» **Text passage**:

§ §

Lab 3: Migrating from Vitis HLS

Goal: Port an existing Vitis HLS kernel to TAPA by replacing HLS-specific constructs with their TAPA equivalents.

Prerequisites: Lab 1: Vector Addition and familiarity with the TAPA task model.

After this lab you will understand:

The mechanical substitutions that cover most Vitis HLS kernels
Why the dataflow-in-a-loop pattern must be restructured in TAPA
How tapa::hls::stream supports incremental migration of large codebases

Quick reference: Vitis HLS → TAPA

Vitis HLS	TAPA	Notes
`#include <hls_stream.h>`	`#include <tapa.h>`	TAPA includes its own stream types
`T* port` + `#pragma HLS INTERFACE m_axi`	`tapa::mmap<T> port` (by value)	Remove all `m_axi` pragmas
`hls::stream<T>&`	`tapa::istream<T>&` or `tapa::ostream<T>&`	Direction is explicit in TAPA
`#pragma HLS dataflow` + direct calls	`tapa::task().invoke(...)`	Tasks run concurrently
Top function contains computation	Move computation into child tasks	TAPA upper-level tasks are orchestration-only
`hls::stream<T>` local variable	`tapa::stream<T>` local variable	Same syntax; depth is enforced during software simulation (default depth: 2)

Example 1: Basic VecAdd migration

The full before and after files are at example_1_before.cpp and example_1_after.cpp.

Step 1: Replace the include

-#include <hls_stream.h>
-#include <hls_vector.h>
+#include <hls_vector.h>
+#include <tapa.h>

TAPA provides its own stream types, so hls_stream.h is no longer needed. Other HLS headers such as ap_int.h and hls_vector.h are still supported and can be included as usual.

§ §

» **Extracted records**:
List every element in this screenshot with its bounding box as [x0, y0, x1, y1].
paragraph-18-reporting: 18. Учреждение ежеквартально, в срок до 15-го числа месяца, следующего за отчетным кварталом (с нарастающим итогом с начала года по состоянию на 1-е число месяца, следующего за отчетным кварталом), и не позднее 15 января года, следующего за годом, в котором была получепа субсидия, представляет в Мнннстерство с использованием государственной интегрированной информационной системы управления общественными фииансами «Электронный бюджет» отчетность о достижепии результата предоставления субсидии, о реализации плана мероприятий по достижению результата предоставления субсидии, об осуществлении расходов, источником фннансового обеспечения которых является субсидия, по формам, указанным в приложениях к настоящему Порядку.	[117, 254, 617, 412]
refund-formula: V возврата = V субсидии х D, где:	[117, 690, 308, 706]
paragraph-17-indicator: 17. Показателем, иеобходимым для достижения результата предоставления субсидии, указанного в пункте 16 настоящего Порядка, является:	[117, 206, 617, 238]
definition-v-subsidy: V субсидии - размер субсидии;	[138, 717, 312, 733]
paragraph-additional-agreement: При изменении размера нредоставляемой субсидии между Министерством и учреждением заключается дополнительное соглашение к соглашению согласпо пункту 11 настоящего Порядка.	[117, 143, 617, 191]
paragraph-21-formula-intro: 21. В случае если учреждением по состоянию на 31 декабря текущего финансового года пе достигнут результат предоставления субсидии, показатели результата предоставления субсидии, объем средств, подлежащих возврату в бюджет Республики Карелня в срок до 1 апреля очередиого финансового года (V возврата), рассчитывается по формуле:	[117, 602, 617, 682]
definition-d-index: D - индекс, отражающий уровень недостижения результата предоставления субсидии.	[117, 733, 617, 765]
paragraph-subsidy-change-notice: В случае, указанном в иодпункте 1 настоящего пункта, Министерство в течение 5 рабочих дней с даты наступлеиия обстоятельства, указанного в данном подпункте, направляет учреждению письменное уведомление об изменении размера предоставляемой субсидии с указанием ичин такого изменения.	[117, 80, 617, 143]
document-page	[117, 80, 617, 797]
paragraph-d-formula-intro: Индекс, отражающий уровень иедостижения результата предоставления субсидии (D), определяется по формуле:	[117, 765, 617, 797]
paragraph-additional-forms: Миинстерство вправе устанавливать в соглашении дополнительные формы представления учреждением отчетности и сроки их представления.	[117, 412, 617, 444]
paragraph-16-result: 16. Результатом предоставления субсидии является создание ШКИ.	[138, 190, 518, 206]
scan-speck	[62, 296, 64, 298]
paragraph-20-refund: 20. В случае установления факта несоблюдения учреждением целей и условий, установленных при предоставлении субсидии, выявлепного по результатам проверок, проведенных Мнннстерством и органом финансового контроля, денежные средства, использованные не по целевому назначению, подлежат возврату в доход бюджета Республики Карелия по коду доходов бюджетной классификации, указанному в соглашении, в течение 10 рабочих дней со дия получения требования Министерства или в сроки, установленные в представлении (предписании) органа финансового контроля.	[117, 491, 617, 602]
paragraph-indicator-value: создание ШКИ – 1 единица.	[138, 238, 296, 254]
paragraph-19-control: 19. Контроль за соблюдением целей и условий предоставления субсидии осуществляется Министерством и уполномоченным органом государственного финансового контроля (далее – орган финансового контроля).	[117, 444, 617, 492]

§ §

» **Problems to solve**:
1. In the Vitis HLS migration lab, translate this sentence into Spanish: "TAPA provides its own stream types, so hls_stream.h is no longer needed."
2. Write the next part of the Vitis HLS migration lab, picking up right after its final sentence.

» **Answers to the problems**:
1. TAPA proporciona sus propios tipos de stream, por lo que hls_stream.h ya no es necesario.

2.
Step 2: Replace pointer arguments with `tapa::mmap<T>`

Vitis HLS uses raw pointers annotated with #pragma HLS INTERFACE m_axi to indicate off-chip memory. TAPA replaces this with tapa::mmap<T> passed by value, and no pragma is needed:

-void load_input(hls::vector<uint32_t, NUM_WORDS>* in,
+void load_input(tapa::mmap<hls::vector<uint32_t, NUM_WORDS>> in,

-  hls::vector<uint32_t, NUM_WORDS>* in1,
-  hls::vector<uint32_t, NUM_WORDS>* in2,
-  hls::vector<uint32_t, NUM_WORDS>* out, int size) {
-#pragma HLS INTERFACE m_axi port = in1 bundle = gmem0
-#pragma HLS INTERFACE m_axi port = in2 bundle = gmem1
-#pragma HLS INTERFACE m_axi port = out bundle = gmem0
+  tapa::mmap<hls::vector<uint32_t, NUM_WORDS>> in1,
+  tapa::mmap<hls::vector<uint32_t, NUM_WORDS>> in2,
+  tapa::mmap<hls::vector<uint32_t, NUM_WORDS>> out, int size) {

tapa::mmap<T> supports element-indexed reads and writes (mem[i]) just like a pointer, so the body of each task usually does not need to change.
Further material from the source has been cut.